Reproduce the following material verbatim, line for line.

........

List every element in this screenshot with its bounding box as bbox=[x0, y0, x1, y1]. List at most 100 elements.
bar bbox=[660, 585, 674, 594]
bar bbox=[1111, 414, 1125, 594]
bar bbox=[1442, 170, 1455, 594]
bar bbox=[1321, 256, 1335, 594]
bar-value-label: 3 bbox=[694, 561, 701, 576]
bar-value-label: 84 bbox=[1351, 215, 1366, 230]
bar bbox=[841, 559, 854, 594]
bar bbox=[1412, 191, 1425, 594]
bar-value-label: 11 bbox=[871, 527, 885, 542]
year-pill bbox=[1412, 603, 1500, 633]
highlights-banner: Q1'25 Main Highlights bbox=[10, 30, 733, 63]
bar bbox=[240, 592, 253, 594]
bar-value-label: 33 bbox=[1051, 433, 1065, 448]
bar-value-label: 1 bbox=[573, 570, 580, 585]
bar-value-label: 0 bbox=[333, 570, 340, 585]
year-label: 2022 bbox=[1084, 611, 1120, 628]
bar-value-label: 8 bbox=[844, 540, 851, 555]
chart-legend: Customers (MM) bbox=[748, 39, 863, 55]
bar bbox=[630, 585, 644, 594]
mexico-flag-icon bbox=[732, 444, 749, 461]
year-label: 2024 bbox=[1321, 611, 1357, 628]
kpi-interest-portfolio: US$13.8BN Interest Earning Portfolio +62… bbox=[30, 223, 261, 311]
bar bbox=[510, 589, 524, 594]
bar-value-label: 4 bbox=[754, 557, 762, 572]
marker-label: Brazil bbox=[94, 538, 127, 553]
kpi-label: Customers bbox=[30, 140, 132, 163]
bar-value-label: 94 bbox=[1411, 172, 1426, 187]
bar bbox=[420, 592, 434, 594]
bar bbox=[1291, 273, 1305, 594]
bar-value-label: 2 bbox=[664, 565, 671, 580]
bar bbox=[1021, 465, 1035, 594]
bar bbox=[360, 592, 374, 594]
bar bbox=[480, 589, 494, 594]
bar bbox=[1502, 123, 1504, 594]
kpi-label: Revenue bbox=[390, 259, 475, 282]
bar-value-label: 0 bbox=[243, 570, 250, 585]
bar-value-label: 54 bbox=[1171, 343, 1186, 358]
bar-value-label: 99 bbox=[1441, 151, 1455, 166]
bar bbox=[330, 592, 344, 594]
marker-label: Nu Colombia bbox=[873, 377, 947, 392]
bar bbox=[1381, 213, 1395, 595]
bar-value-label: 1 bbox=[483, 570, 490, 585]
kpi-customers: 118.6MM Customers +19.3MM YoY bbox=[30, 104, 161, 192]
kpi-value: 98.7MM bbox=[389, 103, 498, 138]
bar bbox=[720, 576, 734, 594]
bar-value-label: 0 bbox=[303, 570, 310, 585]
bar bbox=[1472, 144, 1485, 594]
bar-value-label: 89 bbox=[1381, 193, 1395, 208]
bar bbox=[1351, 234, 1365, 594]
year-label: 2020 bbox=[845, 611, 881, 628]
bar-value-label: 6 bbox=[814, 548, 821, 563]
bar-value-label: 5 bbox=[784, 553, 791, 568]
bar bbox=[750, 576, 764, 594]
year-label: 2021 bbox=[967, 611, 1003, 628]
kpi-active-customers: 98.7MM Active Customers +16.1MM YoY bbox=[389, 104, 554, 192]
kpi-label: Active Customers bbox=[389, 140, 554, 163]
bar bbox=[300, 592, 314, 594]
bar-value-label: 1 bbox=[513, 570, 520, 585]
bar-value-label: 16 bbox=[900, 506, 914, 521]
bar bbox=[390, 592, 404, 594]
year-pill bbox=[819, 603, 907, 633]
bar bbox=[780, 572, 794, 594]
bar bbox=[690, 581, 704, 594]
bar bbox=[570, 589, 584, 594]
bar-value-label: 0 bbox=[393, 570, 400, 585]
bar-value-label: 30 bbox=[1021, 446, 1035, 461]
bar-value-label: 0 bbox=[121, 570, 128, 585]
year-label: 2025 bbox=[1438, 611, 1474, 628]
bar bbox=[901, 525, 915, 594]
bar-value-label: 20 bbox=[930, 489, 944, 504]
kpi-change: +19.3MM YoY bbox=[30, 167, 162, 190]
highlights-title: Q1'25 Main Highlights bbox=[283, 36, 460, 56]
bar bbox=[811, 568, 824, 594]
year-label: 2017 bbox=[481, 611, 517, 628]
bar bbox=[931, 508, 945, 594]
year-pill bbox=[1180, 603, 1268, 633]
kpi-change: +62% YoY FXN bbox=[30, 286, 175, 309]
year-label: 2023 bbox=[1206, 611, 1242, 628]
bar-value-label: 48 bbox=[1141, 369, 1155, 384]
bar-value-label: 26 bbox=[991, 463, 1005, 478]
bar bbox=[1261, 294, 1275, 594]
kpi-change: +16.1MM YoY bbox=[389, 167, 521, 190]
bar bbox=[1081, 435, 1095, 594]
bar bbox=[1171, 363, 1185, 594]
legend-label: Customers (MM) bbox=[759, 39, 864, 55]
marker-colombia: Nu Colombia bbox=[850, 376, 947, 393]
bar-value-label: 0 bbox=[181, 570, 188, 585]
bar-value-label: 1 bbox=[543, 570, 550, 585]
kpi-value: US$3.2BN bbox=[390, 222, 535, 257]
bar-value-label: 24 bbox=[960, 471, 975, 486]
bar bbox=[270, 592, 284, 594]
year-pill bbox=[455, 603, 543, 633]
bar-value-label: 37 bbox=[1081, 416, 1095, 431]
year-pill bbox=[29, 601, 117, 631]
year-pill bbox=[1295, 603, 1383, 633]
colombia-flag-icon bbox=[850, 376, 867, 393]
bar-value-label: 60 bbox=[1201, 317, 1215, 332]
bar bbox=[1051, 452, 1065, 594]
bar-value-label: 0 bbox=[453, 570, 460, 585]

........

• In response:
List every element in this screenshot with its bounding box as bbox=[x0, y0, x1, y1]. List at most 100 elements.
bar bbox=[660, 585, 674, 594]
bar bbox=[1111, 414, 1125, 594]
bar bbox=[1442, 170, 1455, 594]
bar bbox=[1321, 256, 1335, 594]
bar-value-label: 3 bbox=[694, 561, 701, 576]
bar-value-label: 84 bbox=[1351, 215, 1366, 230]
bar bbox=[841, 559, 854, 594]
bar bbox=[1412, 191, 1425, 594]
bar-value-label: 11 bbox=[871, 527, 885, 542]
year-pill bbox=[1412, 603, 1500, 633]
highlights-banner: Q1'25 Main Highlights bbox=[10, 30, 733, 63]
bar bbox=[240, 592, 253, 594]
bar-value-label: 33 bbox=[1051, 433, 1065, 448]
bar-value-label: 1 bbox=[573, 570, 580, 585]
bar-value-label: 0 bbox=[333, 570, 340, 585]
year-label: 2022 bbox=[1084, 611, 1120, 628]
bar-value-label: 8 bbox=[844, 540, 851, 555]
chart-legend: Customers (MM) bbox=[748, 39, 863, 55]
bar bbox=[630, 585, 644, 594]
mexico-flag-icon bbox=[732, 444, 749, 461]
year-label: 2024 bbox=[1321, 611, 1357, 628]
kpi-interest-portfolio: US$13.8BN Interest Earning Portfolio +62… bbox=[30, 223, 261, 311]
bar bbox=[510, 589, 524, 594]
bar-value-label: 4 bbox=[754, 557, 762, 572]
marker-label: Brazil bbox=[94, 538, 127, 553]
kpi-label: Customers bbox=[30, 140, 132, 163]
bar-value-label: 94 bbox=[1411, 172, 1426, 187]
bar bbox=[420, 592, 434, 594]
bar bbox=[1291, 273, 1305, 594]
bar-value-label: 2 bbox=[664, 565, 671, 580]
bar bbox=[1021, 465, 1035, 594]
bar bbox=[360, 592, 374, 594]
bar bbox=[480, 589, 494, 594]
bar bbox=[1502, 123, 1504, 594]
kpi-label: Revenue bbox=[390, 259, 475, 282]
bar-value-label: 0 bbox=[243, 570, 250, 585]
bar-value-label: 54 bbox=[1171, 343, 1186, 358]
bar-value-label: 99 bbox=[1441, 151, 1455, 166]
bar bbox=[330, 592, 344, 594]
marker-label: Nu Colombia bbox=[873, 377, 947, 392]
bar bbox=[1381, 213, 1395, 595]
bar-value-label: 1 bbox=[483, 570, 490, 585]
kpi-customers: 118.6MM Customers +19.3MM YoY bbox=[30, 104, 161, 192]
kpi-value: 98.7MM bbox=[389, 103, 498, 138]
bar bbox=[720, 576, 734, 594]
bar-value-label: 0 bbox=[303, 570, 310, 585]
bar bbox=[1472, 144, 1485, 594]
bar-value-label: 89 bbox=[1381, 193, 1395, 208]
bar bbox=[1351, 234, 1365, 594]
year-label: 2020 bbox=[845, 611, 881, 628]
bar-value-label: 6 bbox=[814, 548, 821, 563]
bar-value-label: 5 bbox=[784, 553, 791, 568]
bar bbox=[750, 576, 764, 594]
year-label: 2021 bbox=[967, 611, 1003, 628]
kpi-active-customers: 98.7MM Active Customers +16.1MM YoY bbox=[389, 104, 554, 192]
kpi-label: Active Customers bbox=[389, 140, 554, 163]
bar bbox=[300, 592, 314, 594]
bar-value-label: 1 bbox=[513, 570, 520, 585]
bar-value-label: 16 bbox=[900, 506, 914, 521]
bar bbox=[390, 592, 404, 594]
year-pill bbox=[819, 603, 907, 633]
bar bbox=[780, 572, 794, 594]
bar bbox=[690, 581, 704, 594]
bar bbox=[570, 589, 584, 594]
bar-value-label: 0 bbox=[393, 570, 400, 585]
bar-value-label: 30 bbox=[1021, 446, 1035, 461]
bar-value-label: 0 bbox=[121, 570, 128, 585]
year-label: 2025 bbox=[1438, 611, 1474, 628]
bar bbox=[901, 525, 915, 594]
bar-value-label: 20 bbox=[930, 489, 944, 504]
kpi-change: +19.3MM YoY bbox=[30, 167, 162, 190]
highlights-title: Q1'25 Main Highlights bbox=[283, 36, 460, 56]
bar bbox=[811, 568, 824, 594]
year-label: 2017 bbox=[481, 611, 517, 628]
bar bbox=[931, 508, 945, 594]
year-pill bbox=[1180, 603, 1268, 633]
kpi-change: +62% YoY FXN bbox=[30, 286, 175, 309]
year-label: 2023 bbox=[1206, 611, 1242, 628]
bar-value-label: 48 bbox=[1141, 369, 1155, 384]
bar-value-label: 26 bbox=[991, 463, 1005, 478]
bar bbox=[1261, 294, 1275, 594]
kpi-change: +16.1MM YoY bbox=[389, 167, 521, 190]
bar bbox=[1081, 435, 1095, 594]
bar bbox=[1171, 363, 1185, 594]
legend-label: Customers (MM) bbox=[759, 39, 864, 55]
marker-colombia: Nu Colombia bbox=[850, 376, 947, 393]
bar-value-label: 0 bbox=[181, 570, 188, 585]
bar-value-label: 1 bbox=[543, 570, 550, 585]
kpi-value: US$3.2BN bbox=[390, 222, 535, 257]
bar-value-label: 24 bbox=[960, 471, 975, 486]
bar bbox=[270, 592, 284, 594]
year-pill bbox=[455, 603, 543, 633]
bar-value-label: 37 bbox=[1081, 416, 1095, 431]
year-pill bbox=[29, 601, 117, 631]
year-pill bbox=[1295, 603, 1383, 633]
colombia-flag-icon bbox=[850, 376, 867, 393]
bar-value-label: 60 bbox=[1201, 317, 1215, 332]
bar bbox=[1051, 452, 1065, 594]
bar-value-label: 0 bbox=[453, 570, 460, 585]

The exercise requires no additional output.